▶ **CONSIGNES DE TRAVAIL**:
(1) D'après le texte sur la révolution anticapitaliste, dans combien de pays des soulèvements ont-ils actuellement lieu ?
(2) Écrivez la suite du texte sur la révolution anticapitaliste, en commençant juste après sa dernière phrase.

▶ **EXTRAIT DU DOCUMENT**:
/---
Contrairement à ce que nous reprochent nos ennemis du « cercle de la raison » néo-libérale, nous savons être réalistes et même pragmatiques. Reconnaissons donc sans barguigner que l’utopie lordonienne n’est pas réalisable. Une révolution anticapitaliste n’est possible qu’à l’échelle planétaire. Pour être un peu plus précis, il faudrait que son projet se déploie très vite au niveau des continents pour acquérir assez de poids face aux autres zones et ne pas être écrasé en quelques jours – si ce n’est, grâce aux ressources de la biochimie et du nucléaire, en quelques heures. L’affirmation du devenir nécessairement mondial de la révolution pouvait passer naguère pour une forme de renoncement implicite mais une nouvelle fois l’évolution en cours vient rire au nez de ceux qui nous opposent « l’analyse concrète des situations concrètes ». Quel que soit l’avenir immédiat des soulèvements actuels dans une vingtaine de pays, leur capacité à s’influencer mutuellement, à échanger des signes de complicité implicite et explicite montre qu’à travers la systématisation et l’organisation des connexions entre révoltes, une puissance mondiale peut naître.

Tout en ayant en commun de rejeter les dirigeants gouvernementaux et à travers eux la gouvernance néo-libérale, ces soulèvements ne produisent aucun leader visible sur les écrans des médias dominants. Ce que les esprits faibles de l’éditocratie considèrent comme une faiblesse fait en réalité la force de la vague qui se lève, car, en se dérobant aux codes dominants de la négociation, elle montre qu’elle pourrait emporter jusqu’aux systèmes de représentation et de gouvernement actuels. Ceux qui voient dans les soulèvements une demande d’Etat protecteur n’ont pas plus tort que ceux qui y voient la promesse d’un dépassement de l’Etat. C’est le propre de ce type d’événements d’être riche de potentialités contradictoires. Pour dépasser l’Etat, il faudrait dépasser les limites d’un imaginaire humain qui, depuis les premières sociétés céréalières du Moyen-Orient ancien, s’est enfermé dans une équivalence de plus en plus étroite entre l’organisation générale et la structure étatique. Il faudrait garder à l’esprit que l’humanité a vécu plus longtemps sans Etat qu’avec, et que pour qu’elle consente à y restreindre sa forme de vie, il a fallu que, voilà quelques millénaires, s’exerce contre les groupes humains des bords de l’Euphrate et d’ailleurs une contrainte nullement « naturelle » [3]. Dans l’Empire, soit le système des puissances qui enserre la planète, les Etats nationaux ne sont qu’une puissance parmi d’autres qui vont des grands conglomérats économiques aux institutions et firmes financières en passant par les ONG et les mafias. En réponse aux soulèvements mondiaux, on peut rêver – si on appelle cela rêver – d’un Etat-providence mondial qui mettrait au pas toutes les puissances transnationales. On peut aussi trouver qu’une telle conception fournirait un alibi humanitaire idéal à une société de contrôle universelle.
\---
▶ **DONNÉES FOURNIES**:
/---
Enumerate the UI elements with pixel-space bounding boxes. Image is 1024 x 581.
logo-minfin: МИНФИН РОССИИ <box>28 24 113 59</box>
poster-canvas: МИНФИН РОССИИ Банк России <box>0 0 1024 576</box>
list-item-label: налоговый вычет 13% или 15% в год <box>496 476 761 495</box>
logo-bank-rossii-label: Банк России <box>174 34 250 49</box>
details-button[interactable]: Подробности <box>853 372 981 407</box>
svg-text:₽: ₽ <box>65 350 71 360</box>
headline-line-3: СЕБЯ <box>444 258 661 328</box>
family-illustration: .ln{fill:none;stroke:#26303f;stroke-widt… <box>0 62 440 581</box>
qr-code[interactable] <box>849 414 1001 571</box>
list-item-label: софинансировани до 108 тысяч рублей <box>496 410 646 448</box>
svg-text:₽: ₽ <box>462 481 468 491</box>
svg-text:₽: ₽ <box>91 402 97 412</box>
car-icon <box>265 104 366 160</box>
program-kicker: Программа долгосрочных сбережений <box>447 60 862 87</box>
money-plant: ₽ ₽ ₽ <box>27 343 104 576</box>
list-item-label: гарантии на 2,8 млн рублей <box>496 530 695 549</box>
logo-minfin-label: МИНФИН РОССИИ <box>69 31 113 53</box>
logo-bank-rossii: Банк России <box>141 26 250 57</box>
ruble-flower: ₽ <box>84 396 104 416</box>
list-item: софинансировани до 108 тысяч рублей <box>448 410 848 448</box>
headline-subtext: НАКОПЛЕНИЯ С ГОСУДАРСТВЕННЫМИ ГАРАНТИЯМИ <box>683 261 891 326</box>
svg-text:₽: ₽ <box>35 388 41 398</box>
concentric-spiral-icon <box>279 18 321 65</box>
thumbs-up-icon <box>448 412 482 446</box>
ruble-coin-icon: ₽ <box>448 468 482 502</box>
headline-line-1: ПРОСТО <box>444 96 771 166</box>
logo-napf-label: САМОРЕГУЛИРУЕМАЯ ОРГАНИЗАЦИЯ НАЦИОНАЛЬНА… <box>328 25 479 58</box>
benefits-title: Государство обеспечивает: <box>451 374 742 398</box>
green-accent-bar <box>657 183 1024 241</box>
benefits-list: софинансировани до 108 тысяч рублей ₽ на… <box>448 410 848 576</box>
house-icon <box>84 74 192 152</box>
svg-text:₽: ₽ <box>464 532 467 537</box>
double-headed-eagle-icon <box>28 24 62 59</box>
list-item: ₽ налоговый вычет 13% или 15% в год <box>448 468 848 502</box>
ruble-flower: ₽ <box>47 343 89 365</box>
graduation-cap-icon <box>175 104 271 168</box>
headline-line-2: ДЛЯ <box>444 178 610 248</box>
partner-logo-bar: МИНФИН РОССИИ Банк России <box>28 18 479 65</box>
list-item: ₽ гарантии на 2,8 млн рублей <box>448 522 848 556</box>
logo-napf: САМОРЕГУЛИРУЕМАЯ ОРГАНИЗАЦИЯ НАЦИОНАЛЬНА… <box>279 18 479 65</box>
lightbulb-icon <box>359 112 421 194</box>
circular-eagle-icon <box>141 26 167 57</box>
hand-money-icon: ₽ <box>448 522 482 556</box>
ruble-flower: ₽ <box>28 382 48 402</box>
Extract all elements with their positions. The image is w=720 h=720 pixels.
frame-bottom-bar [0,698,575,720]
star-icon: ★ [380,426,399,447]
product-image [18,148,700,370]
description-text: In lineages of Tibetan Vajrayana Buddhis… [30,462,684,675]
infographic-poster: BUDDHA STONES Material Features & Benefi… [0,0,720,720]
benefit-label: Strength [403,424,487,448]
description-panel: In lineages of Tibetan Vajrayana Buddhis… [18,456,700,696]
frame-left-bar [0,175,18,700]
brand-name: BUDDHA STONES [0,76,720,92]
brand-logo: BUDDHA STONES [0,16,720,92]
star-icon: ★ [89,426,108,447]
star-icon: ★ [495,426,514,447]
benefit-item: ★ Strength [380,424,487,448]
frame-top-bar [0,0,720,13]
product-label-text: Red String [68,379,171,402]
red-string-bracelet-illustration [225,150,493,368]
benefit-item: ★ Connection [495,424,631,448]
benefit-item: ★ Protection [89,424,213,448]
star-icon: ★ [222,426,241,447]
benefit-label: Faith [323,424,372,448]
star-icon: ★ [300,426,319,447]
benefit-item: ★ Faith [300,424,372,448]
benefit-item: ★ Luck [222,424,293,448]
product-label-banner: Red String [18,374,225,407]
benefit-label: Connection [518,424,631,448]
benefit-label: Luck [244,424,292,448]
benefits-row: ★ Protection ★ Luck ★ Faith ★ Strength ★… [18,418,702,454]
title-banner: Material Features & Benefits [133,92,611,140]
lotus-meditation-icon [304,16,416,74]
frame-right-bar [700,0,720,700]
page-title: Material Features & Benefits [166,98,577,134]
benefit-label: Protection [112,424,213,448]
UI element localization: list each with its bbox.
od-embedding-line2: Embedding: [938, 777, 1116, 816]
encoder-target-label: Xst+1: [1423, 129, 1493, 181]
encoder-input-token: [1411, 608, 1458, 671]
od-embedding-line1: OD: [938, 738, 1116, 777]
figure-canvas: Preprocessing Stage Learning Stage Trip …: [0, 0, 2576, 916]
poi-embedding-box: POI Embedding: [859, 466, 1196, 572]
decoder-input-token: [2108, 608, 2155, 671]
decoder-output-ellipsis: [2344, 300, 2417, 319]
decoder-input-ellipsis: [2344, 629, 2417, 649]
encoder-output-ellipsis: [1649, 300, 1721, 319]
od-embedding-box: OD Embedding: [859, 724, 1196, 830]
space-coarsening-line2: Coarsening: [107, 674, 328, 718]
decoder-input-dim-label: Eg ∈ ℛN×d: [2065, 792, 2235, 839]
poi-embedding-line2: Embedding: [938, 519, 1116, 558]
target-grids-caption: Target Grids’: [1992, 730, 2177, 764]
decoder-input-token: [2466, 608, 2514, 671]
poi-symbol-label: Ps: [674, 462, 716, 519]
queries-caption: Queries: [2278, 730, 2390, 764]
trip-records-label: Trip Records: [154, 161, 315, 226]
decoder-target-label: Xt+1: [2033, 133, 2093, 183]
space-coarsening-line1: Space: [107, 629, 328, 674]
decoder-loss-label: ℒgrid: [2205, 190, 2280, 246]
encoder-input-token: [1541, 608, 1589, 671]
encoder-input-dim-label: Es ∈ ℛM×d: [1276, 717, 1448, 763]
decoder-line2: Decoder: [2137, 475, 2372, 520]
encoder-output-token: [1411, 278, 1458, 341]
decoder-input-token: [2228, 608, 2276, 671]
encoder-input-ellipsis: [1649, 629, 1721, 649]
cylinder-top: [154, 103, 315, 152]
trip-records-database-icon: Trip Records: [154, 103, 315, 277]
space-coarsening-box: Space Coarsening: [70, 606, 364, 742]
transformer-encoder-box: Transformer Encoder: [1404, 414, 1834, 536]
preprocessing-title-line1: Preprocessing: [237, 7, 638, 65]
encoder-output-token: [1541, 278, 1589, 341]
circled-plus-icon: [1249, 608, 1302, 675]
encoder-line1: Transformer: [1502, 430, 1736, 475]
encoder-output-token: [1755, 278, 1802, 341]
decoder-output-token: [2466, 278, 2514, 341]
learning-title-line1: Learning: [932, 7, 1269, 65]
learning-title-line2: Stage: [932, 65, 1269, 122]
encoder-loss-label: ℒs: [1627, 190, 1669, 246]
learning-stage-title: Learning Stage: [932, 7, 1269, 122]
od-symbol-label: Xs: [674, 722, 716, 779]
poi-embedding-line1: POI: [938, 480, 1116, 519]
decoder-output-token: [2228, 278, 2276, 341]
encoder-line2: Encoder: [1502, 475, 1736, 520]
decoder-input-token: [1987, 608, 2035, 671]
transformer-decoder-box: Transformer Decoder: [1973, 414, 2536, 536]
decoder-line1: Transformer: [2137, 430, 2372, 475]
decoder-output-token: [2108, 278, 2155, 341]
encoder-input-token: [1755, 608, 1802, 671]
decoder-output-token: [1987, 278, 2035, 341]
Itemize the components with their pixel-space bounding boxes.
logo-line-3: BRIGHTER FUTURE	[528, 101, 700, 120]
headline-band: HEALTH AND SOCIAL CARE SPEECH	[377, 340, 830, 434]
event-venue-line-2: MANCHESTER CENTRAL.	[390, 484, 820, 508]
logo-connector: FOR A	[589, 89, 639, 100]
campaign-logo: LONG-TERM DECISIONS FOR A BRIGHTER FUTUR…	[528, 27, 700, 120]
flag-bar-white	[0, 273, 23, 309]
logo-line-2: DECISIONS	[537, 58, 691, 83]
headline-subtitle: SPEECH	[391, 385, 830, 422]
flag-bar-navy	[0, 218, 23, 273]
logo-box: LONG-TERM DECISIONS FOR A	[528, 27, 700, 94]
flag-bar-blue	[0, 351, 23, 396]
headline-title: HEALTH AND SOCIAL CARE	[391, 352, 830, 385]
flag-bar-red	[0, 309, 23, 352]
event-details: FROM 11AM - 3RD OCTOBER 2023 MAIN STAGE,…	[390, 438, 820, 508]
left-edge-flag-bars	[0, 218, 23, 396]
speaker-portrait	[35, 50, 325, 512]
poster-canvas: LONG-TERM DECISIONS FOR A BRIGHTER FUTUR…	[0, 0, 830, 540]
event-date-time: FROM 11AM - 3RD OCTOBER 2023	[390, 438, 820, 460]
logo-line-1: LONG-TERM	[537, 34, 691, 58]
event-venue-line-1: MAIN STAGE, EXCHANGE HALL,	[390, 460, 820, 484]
\---
▶ **RÉPONSES FINALES**:
(1) Dans une vingtaine de pays.

(2)
A chacun de choisir son parti. Une chose est sûre : vu la symbiose absolue entre Etat et Capital, et vu l’emprise totale du capital sur le monde, on ne pourra dépasser l’Etat qu’en dépassant le capitalisme. Pour Lordon, le capitalisme reposerait sur « un point de droit névralgique », la « propriété lucrative des moyens de production » [4]. Rien de plus faux. Le capitalisme n’est pas une forme juridique, puisqu’il a su se couler dans des formes diverses, au sein desquelles les compétences étatiques pouvaient être soit étendues à tous les aspects de la vie humaine soit resserrées sur les fonctions régaliennes. Quelles que soient les formes juridiques de la propriété dans lesquelles il se développe, le capitalisme est un rapport social fondé sur l’exploitation du travail par le capital pour permettre sa reproduction élargie. Il est l’aboutissement historique d’une voie qu’a pris l’humanité et qui s’avère une impasse : celle d’un rapport au vivant fondé sur l’exploitation.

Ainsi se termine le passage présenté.